(Part of a data file)
==================================================

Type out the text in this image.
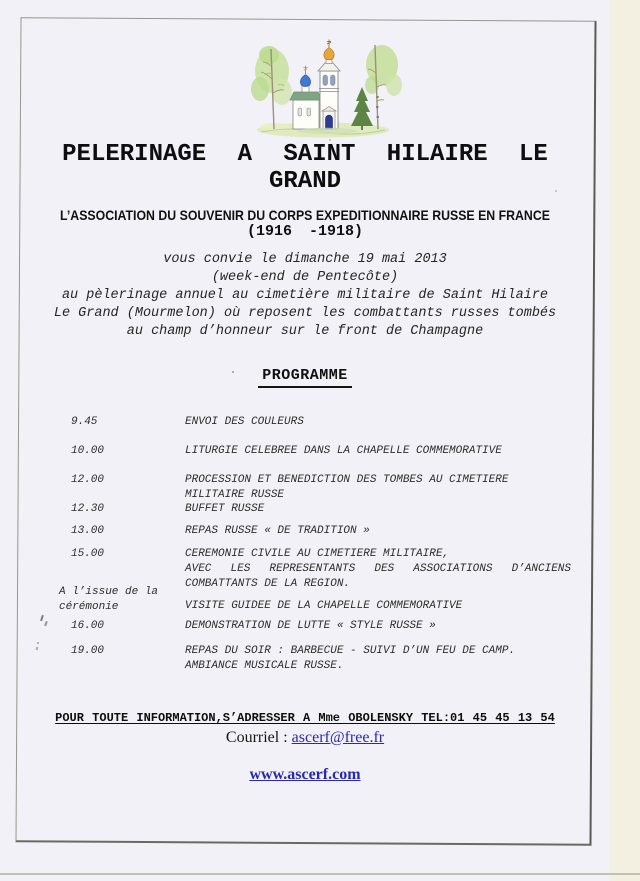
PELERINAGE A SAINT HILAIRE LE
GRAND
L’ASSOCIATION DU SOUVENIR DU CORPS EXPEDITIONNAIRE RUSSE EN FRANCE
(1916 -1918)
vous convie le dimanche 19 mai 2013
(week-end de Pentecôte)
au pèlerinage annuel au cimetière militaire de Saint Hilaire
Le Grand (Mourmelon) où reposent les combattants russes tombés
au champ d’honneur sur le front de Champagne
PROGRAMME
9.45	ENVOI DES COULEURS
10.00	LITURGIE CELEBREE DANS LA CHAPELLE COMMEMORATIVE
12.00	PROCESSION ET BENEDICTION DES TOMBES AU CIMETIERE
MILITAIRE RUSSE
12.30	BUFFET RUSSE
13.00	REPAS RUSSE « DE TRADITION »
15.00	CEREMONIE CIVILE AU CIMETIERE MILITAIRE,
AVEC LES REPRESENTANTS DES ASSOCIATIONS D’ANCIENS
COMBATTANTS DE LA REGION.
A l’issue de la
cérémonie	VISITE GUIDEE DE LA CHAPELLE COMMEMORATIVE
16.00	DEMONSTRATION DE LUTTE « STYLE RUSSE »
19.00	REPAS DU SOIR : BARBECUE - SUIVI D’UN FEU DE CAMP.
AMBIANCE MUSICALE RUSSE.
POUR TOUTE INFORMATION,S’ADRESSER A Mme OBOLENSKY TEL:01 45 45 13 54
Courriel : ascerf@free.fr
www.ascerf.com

==================================================

Look through the listing above. Pick out each line with "CHAPELLE" and copy it.

10.00	LITURGIE CELEBREE DANS LA CHAPELLE COMMEMORATIVE
cérémonie	VISITE GUIDEE DE LA CHAPELLE COMMEMORATIVE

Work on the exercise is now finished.